▶ [Short exercise] Search the data for the string "uzależnić" and extract every line where it appears.
======
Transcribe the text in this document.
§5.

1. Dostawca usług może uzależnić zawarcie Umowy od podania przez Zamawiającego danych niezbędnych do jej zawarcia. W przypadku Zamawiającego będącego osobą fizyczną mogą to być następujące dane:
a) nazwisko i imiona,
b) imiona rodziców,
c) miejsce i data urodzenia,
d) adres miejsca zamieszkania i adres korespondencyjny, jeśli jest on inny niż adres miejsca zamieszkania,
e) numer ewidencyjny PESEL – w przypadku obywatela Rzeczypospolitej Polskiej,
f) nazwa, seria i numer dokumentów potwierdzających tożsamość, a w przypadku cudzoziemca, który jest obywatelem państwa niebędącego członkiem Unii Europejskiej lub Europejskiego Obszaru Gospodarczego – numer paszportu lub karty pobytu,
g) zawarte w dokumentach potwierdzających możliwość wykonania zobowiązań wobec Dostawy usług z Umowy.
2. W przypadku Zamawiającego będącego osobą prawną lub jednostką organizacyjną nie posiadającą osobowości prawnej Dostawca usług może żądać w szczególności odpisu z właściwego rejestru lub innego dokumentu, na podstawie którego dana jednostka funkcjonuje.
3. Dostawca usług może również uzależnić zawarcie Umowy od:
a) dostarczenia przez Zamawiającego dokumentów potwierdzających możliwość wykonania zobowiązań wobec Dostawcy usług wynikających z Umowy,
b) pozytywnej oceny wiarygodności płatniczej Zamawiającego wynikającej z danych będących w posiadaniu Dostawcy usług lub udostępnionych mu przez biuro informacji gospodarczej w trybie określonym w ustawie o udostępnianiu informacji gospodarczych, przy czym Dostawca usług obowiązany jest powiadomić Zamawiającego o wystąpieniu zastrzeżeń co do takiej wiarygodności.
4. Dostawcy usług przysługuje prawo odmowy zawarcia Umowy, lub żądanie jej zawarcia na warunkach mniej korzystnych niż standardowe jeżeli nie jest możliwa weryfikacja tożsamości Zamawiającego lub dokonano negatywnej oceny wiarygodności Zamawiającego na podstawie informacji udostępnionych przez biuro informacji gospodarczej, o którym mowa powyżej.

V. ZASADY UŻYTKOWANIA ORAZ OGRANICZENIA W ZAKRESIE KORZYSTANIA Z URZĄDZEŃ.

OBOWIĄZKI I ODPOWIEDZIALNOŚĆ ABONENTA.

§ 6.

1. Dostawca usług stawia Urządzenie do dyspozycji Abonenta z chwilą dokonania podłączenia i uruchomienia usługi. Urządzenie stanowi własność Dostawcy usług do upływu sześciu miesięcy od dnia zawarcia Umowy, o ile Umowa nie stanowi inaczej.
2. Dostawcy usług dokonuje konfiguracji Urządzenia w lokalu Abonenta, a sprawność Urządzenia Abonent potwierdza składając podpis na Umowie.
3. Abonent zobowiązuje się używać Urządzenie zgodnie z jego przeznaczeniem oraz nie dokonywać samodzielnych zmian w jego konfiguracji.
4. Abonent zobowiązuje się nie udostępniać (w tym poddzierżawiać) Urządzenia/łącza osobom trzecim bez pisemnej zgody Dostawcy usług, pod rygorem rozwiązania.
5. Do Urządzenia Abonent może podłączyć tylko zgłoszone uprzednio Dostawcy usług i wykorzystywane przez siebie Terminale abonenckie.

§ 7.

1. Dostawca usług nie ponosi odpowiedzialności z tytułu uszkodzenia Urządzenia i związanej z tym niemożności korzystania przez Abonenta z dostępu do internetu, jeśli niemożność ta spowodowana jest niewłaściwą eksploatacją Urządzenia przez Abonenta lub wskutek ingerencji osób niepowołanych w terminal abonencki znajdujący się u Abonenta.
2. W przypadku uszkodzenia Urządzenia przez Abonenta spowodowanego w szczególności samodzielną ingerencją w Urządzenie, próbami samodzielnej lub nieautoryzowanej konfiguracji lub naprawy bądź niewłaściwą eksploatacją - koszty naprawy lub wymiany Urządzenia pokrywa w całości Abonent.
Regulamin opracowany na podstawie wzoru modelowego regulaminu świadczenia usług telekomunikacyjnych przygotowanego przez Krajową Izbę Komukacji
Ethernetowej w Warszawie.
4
======
▶ [Output]
1. Dostawca usług może uzależnić zawarcie Umowy od podania przez Zamawiającego danych niezbędnych do jej zawarcia. W przypadku Zamawiającego będącego osobą fizyczną mogą to być następujące dane:
3. Dostawca usług może również uzależnić zawarcie Umowy od:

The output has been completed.